## [YOUR OBJECTIVE]
Reproduce every one of the following lines character for character, changing nothing.
-- RECORD EXTRACTS start --
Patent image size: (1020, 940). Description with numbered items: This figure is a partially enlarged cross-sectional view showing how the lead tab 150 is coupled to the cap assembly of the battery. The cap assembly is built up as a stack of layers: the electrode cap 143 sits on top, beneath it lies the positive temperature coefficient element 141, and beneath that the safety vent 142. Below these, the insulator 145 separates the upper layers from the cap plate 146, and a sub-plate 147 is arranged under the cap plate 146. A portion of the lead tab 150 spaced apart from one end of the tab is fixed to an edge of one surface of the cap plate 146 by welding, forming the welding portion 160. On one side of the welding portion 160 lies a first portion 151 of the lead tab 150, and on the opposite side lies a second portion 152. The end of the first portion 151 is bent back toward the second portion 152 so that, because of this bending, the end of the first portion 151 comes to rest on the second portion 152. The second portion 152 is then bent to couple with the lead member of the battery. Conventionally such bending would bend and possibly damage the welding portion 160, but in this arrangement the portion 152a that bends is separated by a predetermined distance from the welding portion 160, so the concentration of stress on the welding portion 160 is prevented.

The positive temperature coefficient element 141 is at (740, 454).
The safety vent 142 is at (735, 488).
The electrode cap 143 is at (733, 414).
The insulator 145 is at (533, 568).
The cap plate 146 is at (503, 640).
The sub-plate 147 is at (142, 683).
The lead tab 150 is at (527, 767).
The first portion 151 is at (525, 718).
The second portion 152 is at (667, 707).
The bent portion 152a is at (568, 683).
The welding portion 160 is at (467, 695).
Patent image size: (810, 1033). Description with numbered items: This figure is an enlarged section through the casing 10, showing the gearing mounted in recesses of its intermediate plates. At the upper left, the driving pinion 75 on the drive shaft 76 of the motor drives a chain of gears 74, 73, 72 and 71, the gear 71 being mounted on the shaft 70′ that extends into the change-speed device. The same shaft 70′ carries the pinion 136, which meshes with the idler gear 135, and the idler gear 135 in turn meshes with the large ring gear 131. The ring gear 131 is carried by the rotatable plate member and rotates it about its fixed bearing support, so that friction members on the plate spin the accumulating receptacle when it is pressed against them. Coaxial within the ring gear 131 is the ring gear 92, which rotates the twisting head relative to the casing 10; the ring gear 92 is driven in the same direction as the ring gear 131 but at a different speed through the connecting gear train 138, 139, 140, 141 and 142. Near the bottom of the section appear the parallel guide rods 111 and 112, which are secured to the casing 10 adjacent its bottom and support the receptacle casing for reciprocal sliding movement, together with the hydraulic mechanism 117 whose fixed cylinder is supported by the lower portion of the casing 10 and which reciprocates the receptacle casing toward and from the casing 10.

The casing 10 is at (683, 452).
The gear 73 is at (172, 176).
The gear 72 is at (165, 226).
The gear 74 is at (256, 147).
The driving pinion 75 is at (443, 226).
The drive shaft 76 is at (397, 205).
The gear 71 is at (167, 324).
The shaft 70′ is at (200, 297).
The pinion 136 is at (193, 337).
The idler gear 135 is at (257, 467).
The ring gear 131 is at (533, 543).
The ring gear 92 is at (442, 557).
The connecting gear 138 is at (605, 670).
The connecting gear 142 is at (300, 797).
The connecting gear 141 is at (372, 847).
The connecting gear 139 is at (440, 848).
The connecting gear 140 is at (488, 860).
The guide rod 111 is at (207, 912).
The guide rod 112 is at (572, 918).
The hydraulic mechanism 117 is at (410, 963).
-- RECORD EXTRACTS end --
## [FINISHED TASK]
Patent image size: (1020, 940). Description with numbered items: This figure is a partially enlarged cross-sectional view showing how the lead tab 150 is coupled to the cap assembly of the battery. The cap assembly is built up as a stack of layers: the electrode cap 143 sits on top, beneath it lies the positive temperature coefficient element 141, and beneath that the safety vent 142. Below these, the insulator 145 separates the upper layers from the cap plate 146, and a sub-plate 147 is arranged under the cap plate 146. A portion of the lead tab 150 spaced apart from one end of the tab is fixed to an edge of one surface of the cap plate 146 by welding, forming the welding portion 160. On one side of the welding portion 160 lies a first portion 151 of the lead tab 150, and on the opposite side lies a second portion 152. The end of the first portion 151 is bent back toward the second portion 152 so that, because of this bending, the end of the first portion 151 comes to rest on the second portion 152. The second portion 152 is then bent to couple with the lead member of the battery. Conventionally such bending would bend and possibly damage the welding portion 160, but in this arrangement the portion 152a that bends is separated by a predetermined distance from the welding portion 160, so the concentration of stress on the welding portion 160 is prevented.

The positive temperature coefficient element 141 is at (740, 454).
The safety vent 142 is at (735, 488).
The electrode cap 143 is at (733, 414).
The insulator 145 is at (533, 568).
The cap plate 146 is at (503, 640).
The sub-plate 147 is at (142, 683).
The lead tab 150 is at (527, 767).
The first portion 151 is at (525, 718).
The second portion 152 is at (667, 707).
The bent portion 152a is at (568, 683).
The welding portion 160 is at (467, 695).
Patent image size: (810, 1033). Description with numbered items: This figure is an enlarged section through the casing 10, showing the gearing mounted in recesses of its intermediate plates. At the upper left, the driving pinion 75 on the drive shaft 76 of the motor drives a chain of gears 74, 73, 72 and 71, the gear 71 being mounted on the shaft 70′ that extends into the change-speed device. The same shaft 70′ carries the pinion 136, which meshes with the idler gear 135, and the idler gear 135 in turn meshes with the large ring gear 131. The ring gear 131 is carried by the rotatable plate member and rotates it about its fixed bearing support, so that friction members on the plate spin the accumulating receptacle when it is pressed against them. Coaxial within the ring gear 131 is the ring gear 92, which rotates the twisting head relative to the casing 10; the ring gear 92 is driven in the same direction as the ring gear 131 but at a different speed through the connecting gear train 138, 139, 140, 141 and 142. Near the bottom of the section appear the parallel guide rods 111 and 112, which are secured to the casing 10 adjacent its bottom and support the receptacle casing for reciprocal sliding movement, together with the hydraulic mechanism 117 whose fixed cylinder is supported by the lower portion of the casing 10 and which reciprocates the receptacle casing toward and from the casing 10.

The casing 10 is at (683, 452).
The gear 73 is at (172, 176).
The gear 72 is at (165, 226).
The gear 74 is at (256, 147).
The driving pinion 75 is at (443, 226).
The drive shaft 76 is at (397, 205).
The gear 71 is at (167, 324).
The shaft 70′ is at (200, 297).
The pinion 136 is at (193, 337).
The idler gear 135 is at (257, 467).
The ring gear 131 is at (533, 543).
The ring gear 92 is at (442, 557).
The connecting gear 138 is at (605, 670).
The connecting gear 142 is at (300, 797).
The connecting gear 141 is at (372, 847).
The connecting gear 139 is at (440, 848).
The connecting gear 140 is at (488, 860).
The guide rod 111 is at (207, 912).
The guide rod 112 is at (572, 918).
The hydraulic mechanism 117 is at (410, 963).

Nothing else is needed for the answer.